## START Exercise data

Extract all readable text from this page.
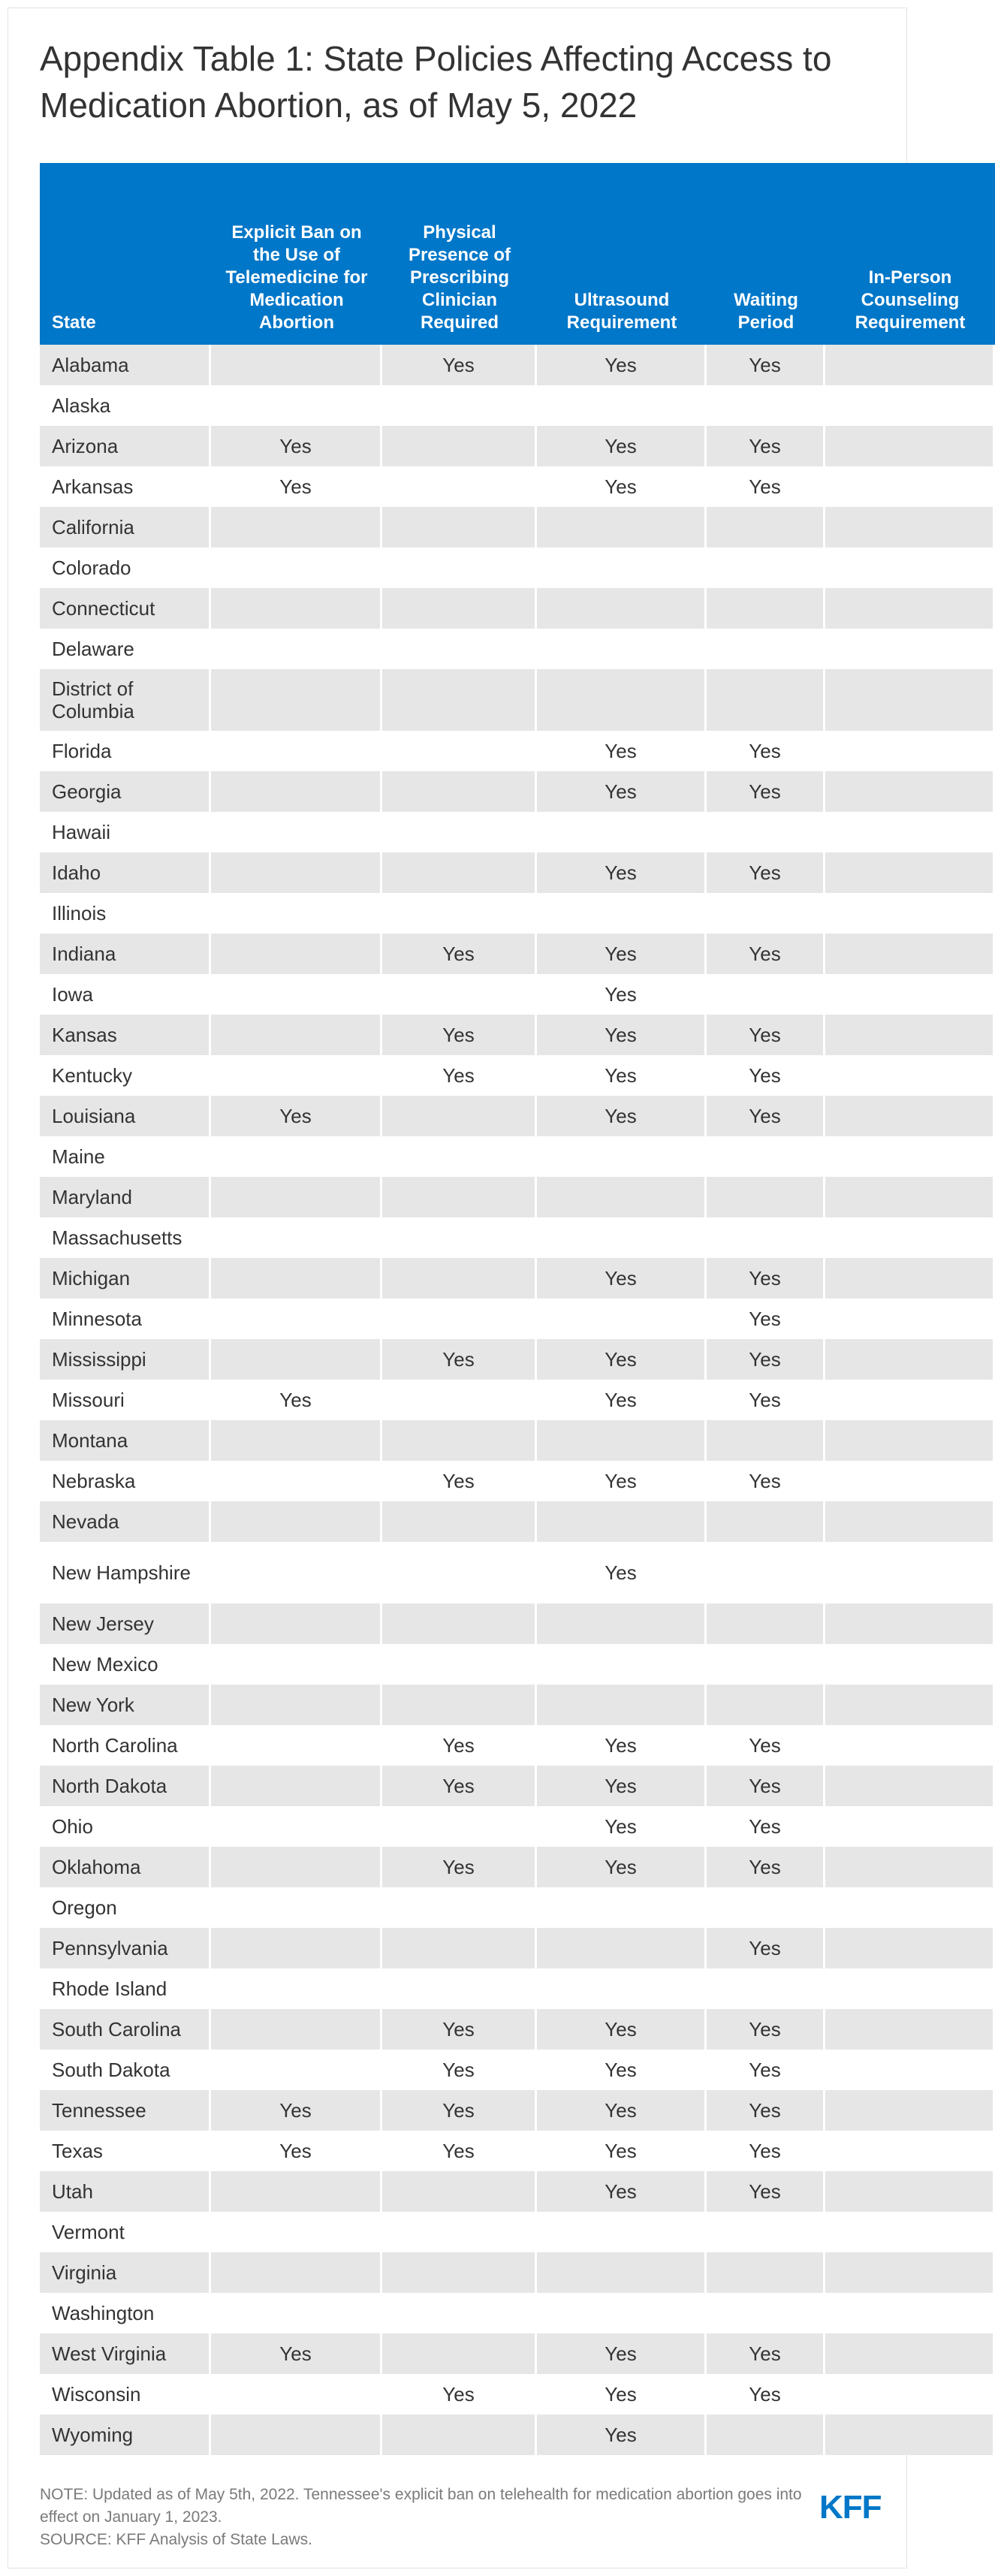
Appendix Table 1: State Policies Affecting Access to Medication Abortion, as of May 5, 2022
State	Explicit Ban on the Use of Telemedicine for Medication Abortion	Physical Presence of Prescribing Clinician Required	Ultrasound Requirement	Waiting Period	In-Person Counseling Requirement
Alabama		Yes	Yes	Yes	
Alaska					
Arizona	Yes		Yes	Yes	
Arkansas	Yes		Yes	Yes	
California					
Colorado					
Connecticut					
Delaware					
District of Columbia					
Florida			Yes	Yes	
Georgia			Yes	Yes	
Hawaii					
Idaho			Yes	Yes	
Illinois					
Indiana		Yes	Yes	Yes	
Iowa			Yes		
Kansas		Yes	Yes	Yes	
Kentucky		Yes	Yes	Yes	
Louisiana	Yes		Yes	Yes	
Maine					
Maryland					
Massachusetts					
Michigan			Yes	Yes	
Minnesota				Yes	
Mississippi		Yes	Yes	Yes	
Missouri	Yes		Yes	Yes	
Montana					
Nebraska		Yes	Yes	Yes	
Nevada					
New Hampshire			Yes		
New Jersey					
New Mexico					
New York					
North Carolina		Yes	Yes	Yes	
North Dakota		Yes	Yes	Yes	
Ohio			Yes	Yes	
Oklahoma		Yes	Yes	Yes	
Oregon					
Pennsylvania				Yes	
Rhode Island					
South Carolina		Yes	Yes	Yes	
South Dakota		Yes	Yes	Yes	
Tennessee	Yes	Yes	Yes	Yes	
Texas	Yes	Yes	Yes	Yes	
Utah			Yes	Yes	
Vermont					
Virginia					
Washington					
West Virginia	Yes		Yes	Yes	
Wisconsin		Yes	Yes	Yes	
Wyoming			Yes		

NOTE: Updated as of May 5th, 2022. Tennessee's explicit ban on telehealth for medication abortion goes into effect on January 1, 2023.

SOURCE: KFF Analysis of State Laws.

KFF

## END Exercise data
## START Exercise data

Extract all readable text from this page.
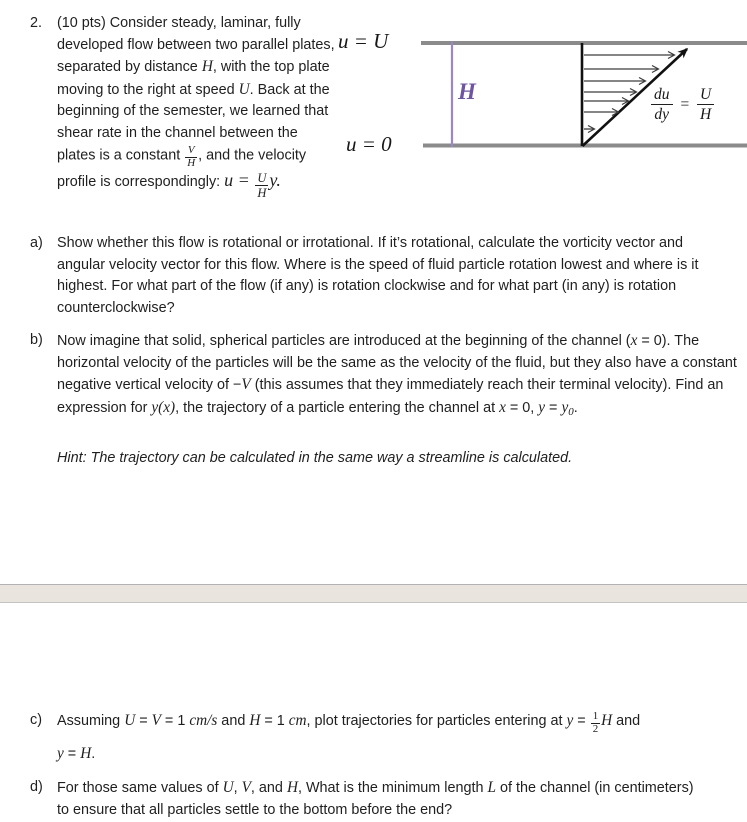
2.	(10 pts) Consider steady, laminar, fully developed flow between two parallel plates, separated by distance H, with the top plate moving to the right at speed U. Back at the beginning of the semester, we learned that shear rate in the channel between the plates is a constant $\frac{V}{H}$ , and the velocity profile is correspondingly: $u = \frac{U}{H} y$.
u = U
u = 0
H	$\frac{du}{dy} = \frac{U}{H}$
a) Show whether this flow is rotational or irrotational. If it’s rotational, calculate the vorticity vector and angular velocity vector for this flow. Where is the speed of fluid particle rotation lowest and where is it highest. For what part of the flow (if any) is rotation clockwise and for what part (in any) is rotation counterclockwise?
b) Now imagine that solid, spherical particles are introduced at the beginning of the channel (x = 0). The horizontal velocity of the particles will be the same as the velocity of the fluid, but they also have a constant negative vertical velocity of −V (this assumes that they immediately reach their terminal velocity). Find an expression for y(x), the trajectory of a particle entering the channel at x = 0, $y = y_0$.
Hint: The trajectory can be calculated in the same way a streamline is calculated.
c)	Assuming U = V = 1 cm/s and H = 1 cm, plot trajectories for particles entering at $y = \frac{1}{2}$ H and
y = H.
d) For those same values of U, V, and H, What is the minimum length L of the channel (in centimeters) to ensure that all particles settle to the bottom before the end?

## END Exercise data

Aim of the exercise ▸ How many of these lines contain "beginning"? Write only the number.

Reply to the exercise ▸ 2